» **What to work on**:
Copy out all of the material, matching it word for word.

[Dataset items]
########

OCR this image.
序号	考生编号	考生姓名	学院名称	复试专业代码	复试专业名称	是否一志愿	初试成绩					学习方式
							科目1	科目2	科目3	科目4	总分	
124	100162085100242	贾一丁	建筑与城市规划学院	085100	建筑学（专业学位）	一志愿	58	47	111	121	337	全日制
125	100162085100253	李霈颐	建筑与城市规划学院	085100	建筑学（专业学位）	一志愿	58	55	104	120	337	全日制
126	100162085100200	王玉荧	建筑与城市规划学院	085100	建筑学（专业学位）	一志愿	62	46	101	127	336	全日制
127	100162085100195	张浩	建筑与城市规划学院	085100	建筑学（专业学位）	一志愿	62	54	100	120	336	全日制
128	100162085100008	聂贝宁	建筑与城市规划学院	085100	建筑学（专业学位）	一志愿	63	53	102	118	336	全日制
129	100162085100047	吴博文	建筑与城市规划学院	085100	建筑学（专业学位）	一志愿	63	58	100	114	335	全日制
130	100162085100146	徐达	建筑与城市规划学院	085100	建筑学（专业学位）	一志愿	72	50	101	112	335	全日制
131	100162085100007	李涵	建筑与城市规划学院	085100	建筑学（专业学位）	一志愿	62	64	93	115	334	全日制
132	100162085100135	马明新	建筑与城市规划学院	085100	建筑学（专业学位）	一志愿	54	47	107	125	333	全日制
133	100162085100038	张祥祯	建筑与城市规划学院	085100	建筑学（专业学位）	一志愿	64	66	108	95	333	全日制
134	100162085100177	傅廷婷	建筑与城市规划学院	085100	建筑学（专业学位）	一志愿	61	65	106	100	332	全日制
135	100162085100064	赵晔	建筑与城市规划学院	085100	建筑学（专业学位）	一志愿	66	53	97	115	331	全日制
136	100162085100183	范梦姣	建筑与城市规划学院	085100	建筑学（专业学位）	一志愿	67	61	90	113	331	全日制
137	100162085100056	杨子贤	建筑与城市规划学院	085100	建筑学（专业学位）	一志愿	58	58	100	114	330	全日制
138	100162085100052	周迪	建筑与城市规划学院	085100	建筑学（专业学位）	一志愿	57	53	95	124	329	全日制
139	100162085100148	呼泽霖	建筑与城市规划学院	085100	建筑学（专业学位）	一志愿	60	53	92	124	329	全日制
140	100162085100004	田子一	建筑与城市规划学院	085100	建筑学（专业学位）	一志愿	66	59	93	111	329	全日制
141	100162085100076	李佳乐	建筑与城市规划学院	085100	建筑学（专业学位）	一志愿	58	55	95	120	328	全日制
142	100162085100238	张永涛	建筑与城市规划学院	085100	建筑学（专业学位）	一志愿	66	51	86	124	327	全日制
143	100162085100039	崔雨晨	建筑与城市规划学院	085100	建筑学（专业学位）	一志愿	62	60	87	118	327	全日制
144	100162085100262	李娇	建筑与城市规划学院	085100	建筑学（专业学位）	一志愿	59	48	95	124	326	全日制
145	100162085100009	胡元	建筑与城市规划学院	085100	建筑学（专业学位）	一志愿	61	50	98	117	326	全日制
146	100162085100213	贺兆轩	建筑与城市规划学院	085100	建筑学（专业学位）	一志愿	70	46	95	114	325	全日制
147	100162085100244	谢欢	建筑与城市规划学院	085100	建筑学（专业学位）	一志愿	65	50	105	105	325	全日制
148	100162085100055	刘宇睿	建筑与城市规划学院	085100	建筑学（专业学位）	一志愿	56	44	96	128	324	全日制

########

» **Exercise response**:
OCR this image.
序号	考生编号	考生姓名	学院名称	复试专业代码	复试专业名称	是否一志愿	初试成绩					学习方式
							科目1	科目2	科目3	科目4	总分	
124	100162085100242	贾一丁	建筑与城市规划学院	085100	建筑学（专业学位）	一志愿	58	47	111	121	337	全日制
125	100162085100253	李霈颐	建筑与城市规划学院	085100	建筑学（专业学位）	一志愿	58	55	104	120	337	全日制
126	100162085100200	王玉荧	建筑与城市规划学院	085100	建筑学（专业学位）	一志愿	62	46	101	127	336	全日制
127	100162085100195	张浩	建筑与城市规划学院	085100	建筑学（专业学位）	一志愿	62	54	100	120	336	全日制
128	100162085100008	聂贝宁	建筑与城市规划学院	085100	建筑学（专业学位）	一志愿	63	53	102	118	336	全日制
129	100162085100047	吴博文	建筑与城市规划学院	085100	建筑学（专业学位）	一志愿	63	58	100	114	335	全日制
130	100162085100146	徐达	建筑与城市规划学院	085100	建筑学（专业学位）	一志愿	72	50	101	112	335	全日制
131	100162085100007	李涵	建筑与城市规划学院	085100	建筑学（专业学位）	一志愿	62	64	93	115	334	全日制
132	100162085100135	马明新	建筑与城市规划学院	085100	建筑学（专业学位）	一志愿	54	47	107	125	333	全日制
133	100162085100038	张祥祯	建筑与城市规划学院	085100	建筑学（专业学位）	一志愿	64	66	108	95	333	全日制
134	100162085100177	傅廷婷	建筑与城市规划学院	085100	建筑学（专业学位）	一志愿	61	65	106	100	332	全日制
135	100162085100064	赵晔	建筑与城市规划学院	085100	建筑学（专业学位）	一志愿	66	53	97	115	331	全日制
136	100162085100183	范梦姣	建筑与城市规划学院	085100	建筑学（专业学位）	一志愿	67	61	90	113	331	全日制
137	100162085100056	杨子贤	建筑与城市规划学院	085100	建筑学（专业学位）	一志愿	58	58	100	114	330	全日制
138	100162085100052	周迪	建筑与城市规划学院	085100	建筑学（专业学位）	一志愿	57	53	95	124	329	全日制
139	100162085100148	呼泽霖	建筑与城市规划学院	085100	建筑学（专业学位）	一志愿	60	53	92	124	329	全日制
140	100162085100004	田子一	建筑与城市规划学院	085100	建筑学（专业学位）	一志愿	66	59	93	111	329	全日制
141	100162085100076	李佳乐	建筑与城市规划学院	085100	建筑学（专业学位）	一志愿	58	55	95	120	328	全日制
142	100162085100238	张永涛	建筑与城市规划学院	085100	建筑学（专业学位）	一志愿	66	51	86	124	327	全日制
143	100162085100039	崔雨晨	建筑与城市规划学院	085100	建筑学（专业学位）	一志愿	62	60	87	118	327	全日制
144	100162085100262	李娇	建筑与城市规划学院	085100	建筑学（专业学位）	一志愿	59	48	95	124	326	全日制
145	100162085100009	胡元	建筑与城市规划学院	085100	建筑学（专业学位）	一志愿	61	50	98	117	326	全日制
146	100162085100213	贺兆轩	建筑与城市规划学院	085100	建筑学（专业学位）	一志愿	70	46	95	114	325	全日制
147	100162085100244	谢欢	建筑与城市规划学院	085100	建筑学（专业学位）	一志愿	65	50	105	105	325	全日制
148	100162085100055	刘宇睿	建筑与城市规划学院	085100	建筑学（专业学位）	一志愿	56	44	96	128	324	全日制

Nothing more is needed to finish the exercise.